● Goal: Show all lines of the listing that hold the word "TradingView".

● Data records:
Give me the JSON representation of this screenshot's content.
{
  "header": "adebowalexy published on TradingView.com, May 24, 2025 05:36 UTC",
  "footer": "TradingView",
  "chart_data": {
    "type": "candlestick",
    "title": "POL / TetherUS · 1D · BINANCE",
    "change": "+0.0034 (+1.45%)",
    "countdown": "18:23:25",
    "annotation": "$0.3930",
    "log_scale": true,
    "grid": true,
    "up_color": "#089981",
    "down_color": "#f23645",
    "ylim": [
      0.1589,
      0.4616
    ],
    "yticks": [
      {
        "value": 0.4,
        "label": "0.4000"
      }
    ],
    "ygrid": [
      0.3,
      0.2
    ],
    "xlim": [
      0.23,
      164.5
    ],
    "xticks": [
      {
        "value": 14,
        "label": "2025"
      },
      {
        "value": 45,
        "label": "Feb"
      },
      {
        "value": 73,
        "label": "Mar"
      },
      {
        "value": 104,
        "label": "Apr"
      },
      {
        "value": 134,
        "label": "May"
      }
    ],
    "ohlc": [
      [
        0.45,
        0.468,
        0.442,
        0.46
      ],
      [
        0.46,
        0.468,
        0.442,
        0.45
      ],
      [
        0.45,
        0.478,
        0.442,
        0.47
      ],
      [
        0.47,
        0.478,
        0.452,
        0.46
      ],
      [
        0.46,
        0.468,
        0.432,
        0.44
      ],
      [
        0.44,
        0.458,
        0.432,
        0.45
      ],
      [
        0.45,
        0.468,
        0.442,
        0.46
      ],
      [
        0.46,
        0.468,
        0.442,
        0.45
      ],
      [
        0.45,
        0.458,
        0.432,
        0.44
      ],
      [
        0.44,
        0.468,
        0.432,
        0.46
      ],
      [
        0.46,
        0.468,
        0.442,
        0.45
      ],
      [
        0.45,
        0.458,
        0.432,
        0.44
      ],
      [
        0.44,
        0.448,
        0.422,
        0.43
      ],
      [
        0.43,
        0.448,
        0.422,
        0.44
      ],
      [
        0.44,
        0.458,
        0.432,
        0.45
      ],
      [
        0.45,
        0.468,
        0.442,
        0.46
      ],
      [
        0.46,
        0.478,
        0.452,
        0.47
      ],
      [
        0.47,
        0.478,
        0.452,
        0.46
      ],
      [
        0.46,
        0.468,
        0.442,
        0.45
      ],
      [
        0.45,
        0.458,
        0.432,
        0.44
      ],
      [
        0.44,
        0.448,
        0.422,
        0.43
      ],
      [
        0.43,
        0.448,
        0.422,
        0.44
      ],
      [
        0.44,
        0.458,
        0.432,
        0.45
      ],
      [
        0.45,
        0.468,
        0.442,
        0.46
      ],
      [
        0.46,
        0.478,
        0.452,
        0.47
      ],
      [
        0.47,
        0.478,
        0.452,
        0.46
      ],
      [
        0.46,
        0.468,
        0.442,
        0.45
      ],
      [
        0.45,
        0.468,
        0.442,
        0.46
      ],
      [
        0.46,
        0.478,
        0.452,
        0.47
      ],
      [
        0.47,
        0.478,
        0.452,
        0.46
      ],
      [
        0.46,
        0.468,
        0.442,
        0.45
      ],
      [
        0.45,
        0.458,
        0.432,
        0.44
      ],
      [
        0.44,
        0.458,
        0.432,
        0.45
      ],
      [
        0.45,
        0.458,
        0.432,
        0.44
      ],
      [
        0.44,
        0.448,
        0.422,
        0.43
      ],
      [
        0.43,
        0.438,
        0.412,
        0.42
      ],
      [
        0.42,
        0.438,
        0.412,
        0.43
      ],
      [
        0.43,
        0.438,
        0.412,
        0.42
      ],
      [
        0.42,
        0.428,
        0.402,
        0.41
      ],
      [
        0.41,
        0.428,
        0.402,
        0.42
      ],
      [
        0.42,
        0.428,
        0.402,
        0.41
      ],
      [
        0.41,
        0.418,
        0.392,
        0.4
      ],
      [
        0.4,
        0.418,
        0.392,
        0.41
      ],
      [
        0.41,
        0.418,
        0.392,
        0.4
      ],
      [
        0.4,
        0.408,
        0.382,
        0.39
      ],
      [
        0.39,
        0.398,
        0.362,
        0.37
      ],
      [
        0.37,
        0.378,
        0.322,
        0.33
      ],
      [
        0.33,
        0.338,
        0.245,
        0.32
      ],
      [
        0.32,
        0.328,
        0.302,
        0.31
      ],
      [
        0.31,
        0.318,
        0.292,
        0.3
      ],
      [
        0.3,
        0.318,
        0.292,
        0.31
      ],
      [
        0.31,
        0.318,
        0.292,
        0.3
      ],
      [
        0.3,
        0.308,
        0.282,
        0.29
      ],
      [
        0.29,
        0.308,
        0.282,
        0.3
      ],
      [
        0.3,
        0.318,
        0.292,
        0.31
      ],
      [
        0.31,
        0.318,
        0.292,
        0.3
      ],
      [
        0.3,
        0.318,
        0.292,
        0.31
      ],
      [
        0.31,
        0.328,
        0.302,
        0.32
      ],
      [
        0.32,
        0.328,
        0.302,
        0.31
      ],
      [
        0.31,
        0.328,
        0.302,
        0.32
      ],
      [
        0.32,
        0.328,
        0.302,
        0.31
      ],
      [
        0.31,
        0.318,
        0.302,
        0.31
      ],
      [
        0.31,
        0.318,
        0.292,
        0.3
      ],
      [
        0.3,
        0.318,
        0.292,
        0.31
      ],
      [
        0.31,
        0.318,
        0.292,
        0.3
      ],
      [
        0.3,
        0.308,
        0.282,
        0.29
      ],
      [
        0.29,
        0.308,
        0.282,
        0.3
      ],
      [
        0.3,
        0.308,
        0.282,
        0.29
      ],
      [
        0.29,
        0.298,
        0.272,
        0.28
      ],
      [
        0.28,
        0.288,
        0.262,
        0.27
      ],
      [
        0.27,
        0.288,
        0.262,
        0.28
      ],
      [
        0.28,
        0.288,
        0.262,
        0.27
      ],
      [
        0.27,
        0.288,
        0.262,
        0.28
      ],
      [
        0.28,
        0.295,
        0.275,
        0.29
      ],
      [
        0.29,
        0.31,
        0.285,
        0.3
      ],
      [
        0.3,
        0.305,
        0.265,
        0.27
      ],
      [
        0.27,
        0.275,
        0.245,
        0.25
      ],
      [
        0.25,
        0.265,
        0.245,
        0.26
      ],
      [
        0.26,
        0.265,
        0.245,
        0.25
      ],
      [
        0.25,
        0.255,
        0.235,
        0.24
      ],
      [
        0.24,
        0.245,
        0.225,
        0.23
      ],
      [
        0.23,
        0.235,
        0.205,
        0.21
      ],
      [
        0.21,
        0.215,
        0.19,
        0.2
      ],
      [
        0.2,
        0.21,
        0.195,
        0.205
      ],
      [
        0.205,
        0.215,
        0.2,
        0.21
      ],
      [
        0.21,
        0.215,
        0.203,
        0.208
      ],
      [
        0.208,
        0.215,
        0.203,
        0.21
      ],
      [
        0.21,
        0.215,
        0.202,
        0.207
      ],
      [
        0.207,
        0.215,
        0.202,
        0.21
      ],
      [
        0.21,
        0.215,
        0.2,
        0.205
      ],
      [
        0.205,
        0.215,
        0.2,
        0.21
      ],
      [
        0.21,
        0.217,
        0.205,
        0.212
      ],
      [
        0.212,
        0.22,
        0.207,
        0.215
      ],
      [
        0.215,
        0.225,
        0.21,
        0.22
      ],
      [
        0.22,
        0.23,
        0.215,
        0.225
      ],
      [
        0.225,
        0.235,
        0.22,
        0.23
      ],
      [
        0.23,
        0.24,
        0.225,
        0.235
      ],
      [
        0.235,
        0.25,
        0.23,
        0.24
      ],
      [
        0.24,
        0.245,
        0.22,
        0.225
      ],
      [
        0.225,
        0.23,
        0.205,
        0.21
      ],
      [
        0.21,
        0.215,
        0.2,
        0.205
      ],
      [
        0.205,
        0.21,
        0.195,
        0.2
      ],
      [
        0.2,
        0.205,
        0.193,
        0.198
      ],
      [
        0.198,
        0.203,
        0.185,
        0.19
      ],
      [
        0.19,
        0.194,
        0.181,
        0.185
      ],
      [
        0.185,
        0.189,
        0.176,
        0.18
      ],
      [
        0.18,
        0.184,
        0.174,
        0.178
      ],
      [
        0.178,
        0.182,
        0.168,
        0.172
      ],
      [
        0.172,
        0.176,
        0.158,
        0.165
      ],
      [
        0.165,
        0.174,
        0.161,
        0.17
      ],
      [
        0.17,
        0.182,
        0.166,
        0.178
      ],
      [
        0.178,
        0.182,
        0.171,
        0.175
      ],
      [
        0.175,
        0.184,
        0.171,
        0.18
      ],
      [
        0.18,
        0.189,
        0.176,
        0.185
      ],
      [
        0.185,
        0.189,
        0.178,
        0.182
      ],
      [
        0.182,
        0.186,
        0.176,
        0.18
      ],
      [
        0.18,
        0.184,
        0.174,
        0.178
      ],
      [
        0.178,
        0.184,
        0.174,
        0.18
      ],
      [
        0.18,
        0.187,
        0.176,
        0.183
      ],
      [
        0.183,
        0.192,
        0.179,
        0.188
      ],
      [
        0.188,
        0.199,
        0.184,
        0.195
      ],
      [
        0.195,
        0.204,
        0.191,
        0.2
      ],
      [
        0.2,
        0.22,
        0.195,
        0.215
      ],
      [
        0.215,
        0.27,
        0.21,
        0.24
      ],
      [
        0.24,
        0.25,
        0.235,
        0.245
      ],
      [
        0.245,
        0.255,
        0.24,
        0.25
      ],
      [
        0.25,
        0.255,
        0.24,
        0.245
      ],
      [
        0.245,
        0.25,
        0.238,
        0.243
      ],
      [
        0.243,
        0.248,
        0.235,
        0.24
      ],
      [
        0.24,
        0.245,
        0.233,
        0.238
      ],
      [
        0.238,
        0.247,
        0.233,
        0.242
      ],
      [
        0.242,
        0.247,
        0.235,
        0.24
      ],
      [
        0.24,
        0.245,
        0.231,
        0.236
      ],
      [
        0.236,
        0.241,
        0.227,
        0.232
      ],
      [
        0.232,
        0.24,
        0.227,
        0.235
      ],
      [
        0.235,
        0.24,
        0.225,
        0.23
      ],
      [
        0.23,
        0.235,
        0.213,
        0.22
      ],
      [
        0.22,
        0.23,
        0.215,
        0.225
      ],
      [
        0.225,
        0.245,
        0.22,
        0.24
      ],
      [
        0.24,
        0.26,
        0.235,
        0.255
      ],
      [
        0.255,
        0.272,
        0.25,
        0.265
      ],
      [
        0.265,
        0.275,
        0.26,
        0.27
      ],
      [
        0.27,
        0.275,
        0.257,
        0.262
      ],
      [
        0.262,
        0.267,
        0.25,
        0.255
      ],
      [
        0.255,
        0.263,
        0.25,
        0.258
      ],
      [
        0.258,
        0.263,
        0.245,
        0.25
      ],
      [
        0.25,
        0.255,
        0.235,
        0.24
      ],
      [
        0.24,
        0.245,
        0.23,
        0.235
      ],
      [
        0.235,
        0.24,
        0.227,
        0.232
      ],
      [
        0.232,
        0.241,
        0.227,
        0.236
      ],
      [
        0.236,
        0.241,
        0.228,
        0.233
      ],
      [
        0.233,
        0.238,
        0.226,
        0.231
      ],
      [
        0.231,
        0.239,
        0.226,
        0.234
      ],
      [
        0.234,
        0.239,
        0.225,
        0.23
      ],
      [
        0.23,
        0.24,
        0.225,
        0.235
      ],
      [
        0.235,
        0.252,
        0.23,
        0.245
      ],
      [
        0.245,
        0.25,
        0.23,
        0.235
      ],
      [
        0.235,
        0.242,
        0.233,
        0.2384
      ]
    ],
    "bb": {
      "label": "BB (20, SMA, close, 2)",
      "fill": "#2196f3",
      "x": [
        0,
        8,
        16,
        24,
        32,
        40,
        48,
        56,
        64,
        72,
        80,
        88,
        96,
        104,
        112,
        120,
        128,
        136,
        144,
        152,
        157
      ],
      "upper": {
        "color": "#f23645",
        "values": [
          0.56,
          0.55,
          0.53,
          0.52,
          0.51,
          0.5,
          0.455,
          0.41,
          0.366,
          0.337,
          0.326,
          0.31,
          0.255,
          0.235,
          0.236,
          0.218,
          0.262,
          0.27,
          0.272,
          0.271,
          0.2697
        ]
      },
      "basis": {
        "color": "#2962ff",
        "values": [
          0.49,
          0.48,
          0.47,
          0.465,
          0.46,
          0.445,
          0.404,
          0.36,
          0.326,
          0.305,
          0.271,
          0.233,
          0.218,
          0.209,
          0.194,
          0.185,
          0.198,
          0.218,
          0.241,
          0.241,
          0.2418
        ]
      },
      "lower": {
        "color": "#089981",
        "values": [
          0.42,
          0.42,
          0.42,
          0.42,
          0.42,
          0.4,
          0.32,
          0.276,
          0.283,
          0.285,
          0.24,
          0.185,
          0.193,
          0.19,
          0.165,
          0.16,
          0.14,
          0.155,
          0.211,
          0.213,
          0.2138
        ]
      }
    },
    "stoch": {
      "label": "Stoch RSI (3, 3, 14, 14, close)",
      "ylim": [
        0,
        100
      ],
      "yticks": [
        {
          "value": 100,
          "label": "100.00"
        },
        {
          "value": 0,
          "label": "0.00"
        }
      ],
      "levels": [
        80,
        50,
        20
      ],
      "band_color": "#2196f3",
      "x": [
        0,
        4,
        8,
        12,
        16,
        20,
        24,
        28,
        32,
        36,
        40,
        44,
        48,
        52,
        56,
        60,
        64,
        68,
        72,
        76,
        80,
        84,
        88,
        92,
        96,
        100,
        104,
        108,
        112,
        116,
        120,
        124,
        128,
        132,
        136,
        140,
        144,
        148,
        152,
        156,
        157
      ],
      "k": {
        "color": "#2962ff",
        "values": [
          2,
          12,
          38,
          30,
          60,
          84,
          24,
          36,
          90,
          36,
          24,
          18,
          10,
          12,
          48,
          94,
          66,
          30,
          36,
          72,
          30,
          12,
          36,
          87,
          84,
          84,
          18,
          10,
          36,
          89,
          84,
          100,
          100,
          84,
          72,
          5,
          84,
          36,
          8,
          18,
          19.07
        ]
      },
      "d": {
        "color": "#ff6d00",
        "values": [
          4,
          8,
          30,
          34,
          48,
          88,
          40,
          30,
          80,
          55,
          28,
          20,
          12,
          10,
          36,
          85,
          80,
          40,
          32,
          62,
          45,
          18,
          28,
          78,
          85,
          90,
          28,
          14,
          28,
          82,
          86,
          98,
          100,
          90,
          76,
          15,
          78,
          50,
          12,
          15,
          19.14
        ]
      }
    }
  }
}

● Finished answer:
  "header": "adebowalexy published on TradingView.com, May 24, 2025 05:36 UTC",
  "footer": "TradingView",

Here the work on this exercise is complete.